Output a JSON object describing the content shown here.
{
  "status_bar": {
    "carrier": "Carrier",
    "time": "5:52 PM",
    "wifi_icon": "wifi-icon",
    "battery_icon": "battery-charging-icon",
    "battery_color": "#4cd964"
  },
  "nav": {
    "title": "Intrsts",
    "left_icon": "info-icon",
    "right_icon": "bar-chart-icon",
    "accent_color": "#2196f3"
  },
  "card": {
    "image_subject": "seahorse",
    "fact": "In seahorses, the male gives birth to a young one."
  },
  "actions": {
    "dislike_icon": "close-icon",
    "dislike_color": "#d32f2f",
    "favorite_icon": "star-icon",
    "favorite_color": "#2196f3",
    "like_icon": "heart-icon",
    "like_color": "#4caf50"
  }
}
..........
Problem statement:
Scan the data above and copy every line with "icon" in it.

Complete answer:
    "wifi_icon": "wifi-icon",
    "battery_icon": "battery-charging-icon",
    "left_icon": "info-icon",
    "right_icon": "bar-chart-icon",
    "dislike_icon": "close-icon",
    "favorite_icon": "star-icon",
    "like_icon": "heart-icon",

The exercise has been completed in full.